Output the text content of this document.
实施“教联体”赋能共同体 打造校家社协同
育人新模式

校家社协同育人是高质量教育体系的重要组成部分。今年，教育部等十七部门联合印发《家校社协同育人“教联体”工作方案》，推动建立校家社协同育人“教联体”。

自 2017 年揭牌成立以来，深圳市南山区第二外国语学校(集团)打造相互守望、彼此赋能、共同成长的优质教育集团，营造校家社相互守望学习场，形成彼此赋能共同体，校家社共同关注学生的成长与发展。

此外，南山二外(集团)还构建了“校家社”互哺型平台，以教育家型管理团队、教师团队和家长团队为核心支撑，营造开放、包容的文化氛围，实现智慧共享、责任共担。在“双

EXERCISE OBJECTIVE
Output each record precisely as given.

TASK ANSWER
Output the text content of this document.
实施“教联体”赋能共同体 打造校家社协同
育人新模式

校家社协同育人是高质量教育体系的重要组成部分。今年，教育部等十七部门联合印发《家校社协同育人“教联体”工作方案》，推动建立校家社协同育人“教联体”。

自 2017 年揭牌成立以来，深圳市南山区第二外国语学校(集团)打造相互守望、彼此赋能、共同成长的优质教育集团，营造校家社相互守望学习场，形成彼此赋能共同体，校家社共同关注学生的成长与发展。

此外，南山二外(集团)还构建了“校家社”互哺型平台，以教育家型管理团队、教师团队和家长团队为核心支撑，营造开放、包容的文化氛围，实现智慧共享、责任共担。在“双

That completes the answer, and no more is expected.